*What the exercise asks*: Any picture among the records should be left out, please; retype the rest exactly.

*Provided entries*:
** Begin **
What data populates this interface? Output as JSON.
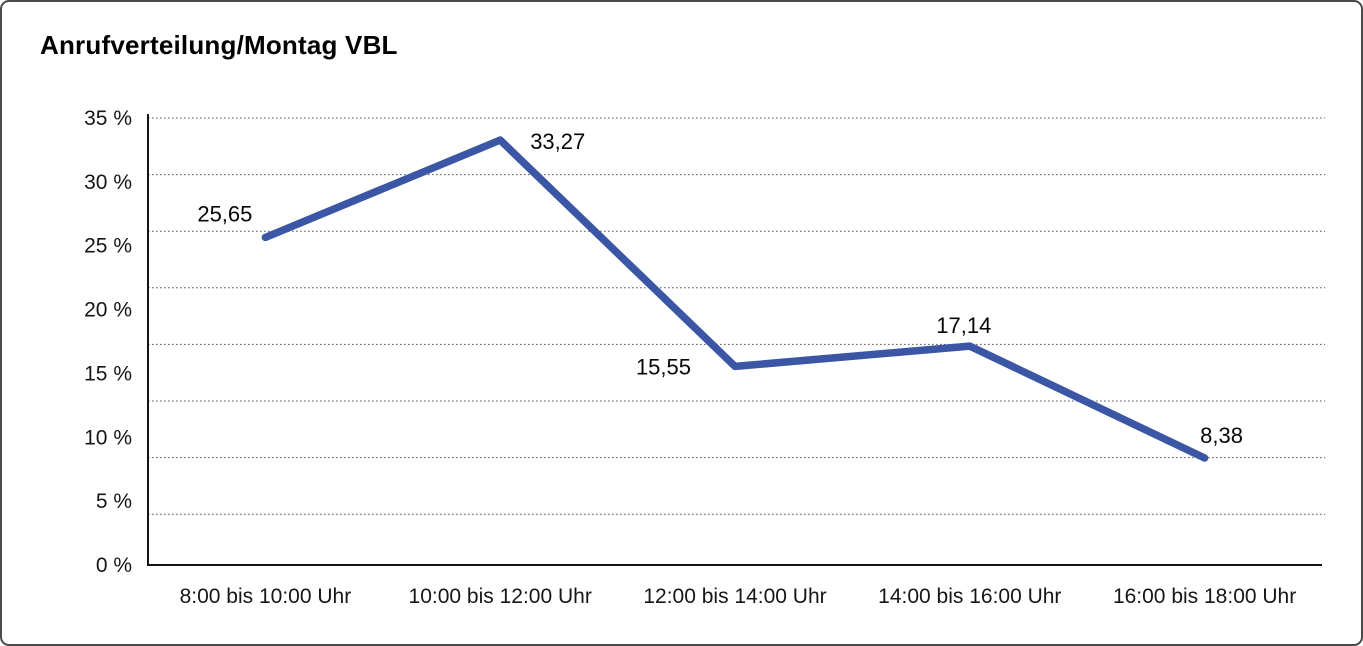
{
  "chart_data": {
    "type": "line",
    "title": "Anrufverteilung/Montag VBL",
    "categories": [
      "8:00 bis 10:00 Uhr",
      "10:00 bis 12:00 Uhr",
      "12:00 bis 14:00 Uhr",
      "14:00 bis 16:00 Uhr",
      "16:00 bis 18:00 Uhr"
    ],
    "values": [
      25.65,
      33.27,
      15.55,
      17.14,
      8.38
    ],
    "point_labels": [
      "25,65",
      "33,27",
      "15,55",
      "17,14",
      "8,38"
    ],
    "y_ticks": [
      {
        "value": 35,
        "label": "35 %"
      },
      {
        "value": 30,
        "label": "30 %"
      },
      {
        "value": 25,
        "label": "25 %"
      },
      {
        "value": 20,
        "label": "20 %"
      },
      {
        "value": 15,
        "label": "15 %"
      },
      {
        "value": 10,
        "label": "10 %"
      },
      {
        "value": 5,
        "label": "5 %"
      },
      {
        "value": 0,
        "label": "0 %"
      }
    ],
    "ylim": [
      0,
      35
    ],
    "xlabel": "",
    "ylabel": "",
    "grid": "horizontal-dotted",
    "legend": "none",
    "colors": {
      "line": "#3A56A5",
      "axis": "#141414",
      "gridline": "#555555",
      "text": "#111111",
      "background": "#FFFFFF",
      "border": "#4A4A4A"
    }
  }
}
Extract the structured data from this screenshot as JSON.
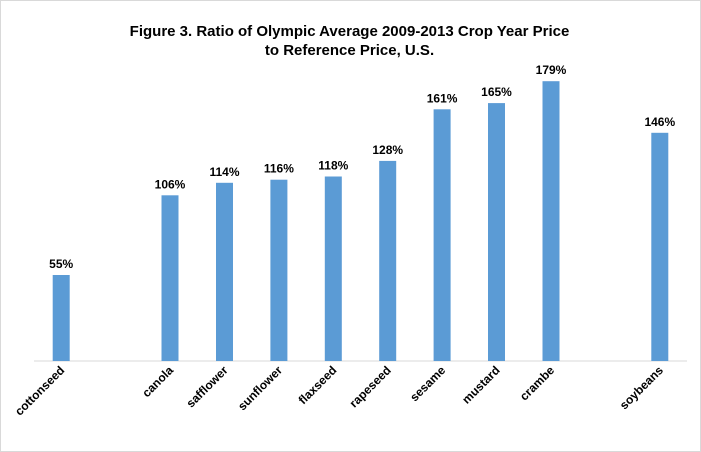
{
  "chart_data": {
    "type": "bar",
    "title_line1": "Figure 3. Ratio of Olympic Average 2009-2013 Crop Year Price",
    "title_line2": "to Reference Price, U.S.",
    "slots": 12,
    "categories": [
      "cottonseed",
      "",
      "canola",
      "safflower",
      "sunflower",
      "flaxseed",
      "rapeseed",
      "sesame",
      "mustard",
      "crambe",
      "",
      "soybeans"
    ],
    "values": [
      55,
      null,
      106,
      114,
      116,
      118,
      128,
      161,
      165,
      179,
      null,
      146
    ],
    "value_labels": [
      "55%",
      "",
      "106%",
      "114%",
      "116%",
      "118%",
      "128%",
      "161%",
      "165%",
      "179%",
      "",
      "146%"
    ],
    "unit": "%",
    "ylim": [
      0,
      190
    ],
    "grid": false,
    "legend": "none",
    "bar_color": "#5B9BD5",
    "axis_color": "#d9d9d9"
  }
}
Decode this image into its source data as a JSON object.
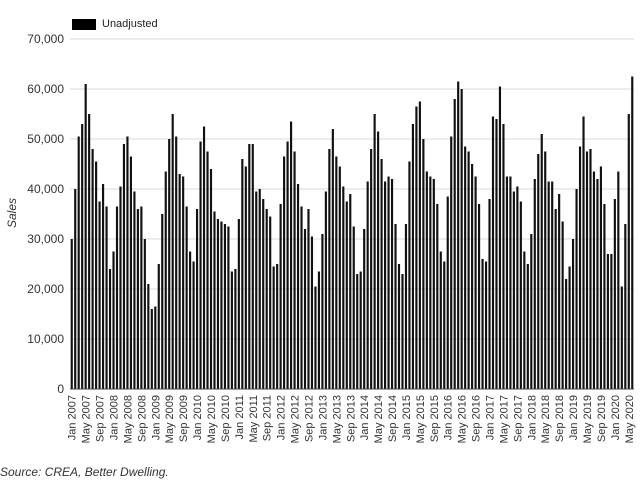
{
  "legend": {
    "label": "Unadjusted"
  },
  "source": "Source: CREA, Better Dwelling.",
  "chart_data": {
    "type": "bar",
    "ylabel": "Sales",
    "ylim": [
      0,
      70000
    ],
    "yticks": [
      "0",
      "10,000",
      "20,000",
      "30,000",
      "40,000",
      "50,000",
      "60,000",
      "70,000"
    ],
    "grid": true,
    "legend_position": "top-left",
    "bar_color": "#111111",
    "x_tick_labels": [
      "Jan 2007",
      "May 2007",
      "Sep 2007",
      "Jan 2008",
      "May 2008",
      "Sep 2008",
      "Jan 2009",
      "May 2009",
      "Sep 2009",
      "Jan 2010",
      "May 2010",
      "Sep 2010",
      "Jan 2011",
      "May 2011",
      "Sep 2011",
      "Jan 2012",
      "May 2012",
      "Sep 2012",
      "Jan 2013",
      "May 2013",
      "Sep 2013",
      "Jan 2014",
      "May 2014",
      "Sep 2014",
      "Jan 2015",
      "May 2015",
      "Sep 2015",
      "Jan 2016",
      "May 2016",
      "Sep 2016",
      "Jan 2017",
      "May 2017",
      "Sep 2017",
      "Jan 2018",
      "May 2018",
      "Sep 2018",
      "Jan 2019",
      "May 2019",
      "Sep 2019",
      "Jan 2020",
      "May 2020"
    ],
    "series": [
      {
        "name": "Unadjusted",
        "values": [
          30000,
          40000,
          50500,
          53000,
          61000,
          55000,
          48000,
          45500,
          37500,
          41000,
          36500,
          24000,
          27500,
          36500,
          40500,
          49000,
          50500,
          46500,
          39500,
          36000,
          36500,
          30000,
          21000,
          16000,
          16500,
          25000,
          35000,
          43500,
          50000,
          55000,
          50500,
          43000,
          42500,
          36500,
          27500,
          25500,
          36000,
          49500,
          52500,
          47500,
          44000,
          35500,
          34000,
          33500,
          33000,
          32500,
          23500,
          24000,
          34000,
          46000,
          44500,
          49000,
          49000,
          39500,
          40000,
          38000,
          36000,
          34500,
          24500,
          25000,
          37000,
          46500,
          49500,
          53500,
          47500,
          41000,
          36500,
          32000,
          36000,
          30500,
          20500,
          23500,
          31000,
          39500,
          48000,
          52000,
          46500,
          44500,
          40500,
          37500,
          39000,
          32500,
          23000,
          23500,
          32000,
          41500,
          48000,
          55000,
          51500,
          46000,
          41500,
          42500,
          42000,
          33000,
          25000,
          23000,
          33000,
          45500,
          53000,
          56500,
          57500,
          50000,
          43500,
          42500,
          42000,
          37000,
          27500,
          25500,
          38500,
          50500,
          58000,
          61500,
          60000,
          48500,
          47500,
          45000,
          42500,
          37000,
          26000,
          25500,
          38000,
          54500,
          54000,
          60500,
          53000,
          42500,
          42500,
          39500,
          40500,
          37500,
          27500,
          25000,
          31000,
          42000,
          47000,
          51000,
          47500,
          41500,
          41500,
          36000,
          39000,
          33500,
          22000,
          24500,
          30000,
          40000,
          48500,
          54500,
          47500,
          48000,
          43500,
          42000,
          44500,
          37000,
          27000,
          27000,
          38000,
          43500,
          20500,
          33000,
          55000,
          62500
        ]
      }
    ]
  }
}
** End **
*Exercise result*:
What data populates this interface? Output as JSON.
{
  "chart_data": {
    "type": "line",
    "title": "Anrufverteilung/Montag VBL",
    "categories": [
      "8:00 bis 10:00 Uhr",
      "10:00 bis 12:00 Uhr",
      "12:00 bis 14:00 Uhr",
      "14:00 bis 16:00 Uhr",
      "16:00 bis 18:00 Uhr"
    ],
    "values": [
      25.65,
      33.27,
      15.55,
      17.14,
      8.38
    ],
    "point_labels": [
      "25,65",
      "33,27",
      "15,55",
      "17,14",
      "8,38"
    ],
    "y_ticks": [
      {
        "value": 35,
        "label": "35 %"
      },
      {
        "value": 30,
        "label": "30 %"
      },
      {
        "value": 25,
        "label": "25 %"
      },
      {
        "value": 20,
        "label": "20 %"
      },
      {
        "value": 15,
        "label": "15 %"
      },
      {
        "value": 10,
        "label": "10 %"
      },
      {
        "value": 5,
        "label": "5 %"
      },
      {
        "value": 0,
        "label": "0 %"
      }
    ],
    "ylim": [
      0,
      35
    ],
    "xlabel": "",
    "ylabel": "",
    "grid": "horizontal-dotted",
    "legend": "none",
    "colors": {
      "line": "#3A56A5",
      "axis": "#141414",
      "gridline": "#555555",
      "text": "#111111",
      "background": "#FFFFFF",
      "border": "#4A4A4A"
    }
  }
}
Extract the structured data from this screenshot as JSON.
{
  "chart_data": {
    "type": "bar",
    "title_line1": "Figure 3. Ratio of Olympic Average 2009-2013 Crop Year Price",
    "title_line2": "to Reference Price, U.S.",
    "slots": 12,
    "categories": [
      "cottonseed",
      "",
      "canola",
      "safflower",
      "sunflower",
      "flaxseed",
      "rapeseed",
      "sesame",
      "mustard",
      "crambe",
      "",
      "soybeans"
    ],
    "values": [
      55,
      null,
      106,
      114,
      116,
      118,
      128,
      161,
      165,
      179,
      null,
      146
    ],
    "value_labels": [
      "55%",
      "",
      "106%",
      "114%",
      "116%",
      "118%",
      "128%",
      "161%",
      "165%",
      "179%",
      "",
      "146%"
    ],
    "unit": "%",
    "ylim": [
      0,
      190
    ],
    "grid": false,
    "legend": "none",
    "bar_color": "#5B9BD5",
    "axis_color": "#d9d9d9"
  }
}
Decode this image into its source data as a JSON object.
{
  "legend": {
    "label": "Unadjusted"
  },
  "source": "Source: CREA, Better Dwelling.",
  "chart_data": {
    "type": "bar",
    "ylabel": "Sales",
    "ylim": [
      0,
      70000
    ],
    "yticks": [
      "0",
      "10,000",
      "20,000",
      "30,000",
      "40,000",
      "50,000",
      "60,000",
      "70,000"
    ],
    "grid": true,
    "legend_position": "top-left",
    "bar_color": "#111111",
    "x_tick_labels": [
      "Jan 2007",
      "May 2007",
      "Sep 2007",
      "Jan 2008",
      "May 2008",
      "Sep 2008",
      "Jan 2009",
      "May 2009",
      "Sep 2009",
      "Jan 2010",
      "May 2010",
      "Sep 2010",
      "Jan 2011",
      "May 2011",
      "Sep 2011",
      "Jan 2012",
      "May 2012",
      "Sep 2012",
      "Jan 2013",
      "May 2013",
      "Sep 2013",
      "Jan 2014",
      "May 2014",
      "Sep 2014",
      "Jan 2015",
      "May 2015",
      "Sep 2015",
      "Jan 2016",
      "May 2016",
      "Sep 2016",
      "Jan 2017",
      "May 2017",
      "Sep 2017",
      "Jan 2018",
      "May 2018",
      "Sep 2018",
      "Jan 2019",
      "May 2019",
      "Sep 2019",
      "Jan 2020",
      "May 2020"
    ],
    "series": [
      {
        "name": "Unadjusted",
        "values": [
          30000,
          40000,
          50500,
          53000,
          61000,
          55000,
          48000,
          45500,
          37500,
          41000,
          36500,
          24000,
          27500,
          36500,
          40500,
          49000,
          50500,
          46500,
          39500,
          36000,
          36500,
          30000,
          21000,
          16000,
          16500,
          25000,
          35000,
          43500,
          50000,
          55000,
          50500,
          43000,
          42500,
          36500,
          27500,
          25500,
          36000,
          49500,
          52500,
          47500,
          44000,
          35500,
          34000,
          33500,
          33000,
          32500,
          23500,
          24000,
          34000,
          46000,
          44500,
          49000,
          49000,
          39500,
          40000,
          38000,
          36000,
          34500,
          24500,
          25000,
          37000,
          46500,
          49500,
          53500,
          47500,
          41000,
          36500,
          32000,
          36000,
          30500,
          20500,
          23500,
          31000,
          39500,
          48000,
          52000,
          46500,
          44500,
          40500,
          37500,
          39000,
          32500,
          23000,
          23500,
          32000,
          41500,
          48000,
          55000,
          51500,
          46000,
          41500,
          42500,
          42000,
          33000,
          25000,
          23000,
          33000,
          45500,
          53000,
          56500,
          57500,
          50000,
          43500,
          42500,
          42000,
          37000,
          27500,
          25500,
          38500,
          50500,
          58000,
          61500,
          60000,
          48500,
          47500,
          45000,
          42500,
          37000,
          26000,
          25500,
          38000,
          54500,
          54000,
          60500,
          53000,
          42500,
          42500,
          39500,
          40500,
          37500,
          27500,
          25000,
          31000,
          42000,
          47000,
          51000,
          47500,
          41500,
          41500,
          36000,
          39000,
          33500,
          22000,
          24500,
          30000,
          40000,
          48500,
          54500,
          47500,
          48000,
          43500,
          42000,
          44500,
          37000,
          27000,
          27000,
          38000,
          43500,
          20500,
          33000,
          55000,
          62500
        ]
      }
    ]
  }
}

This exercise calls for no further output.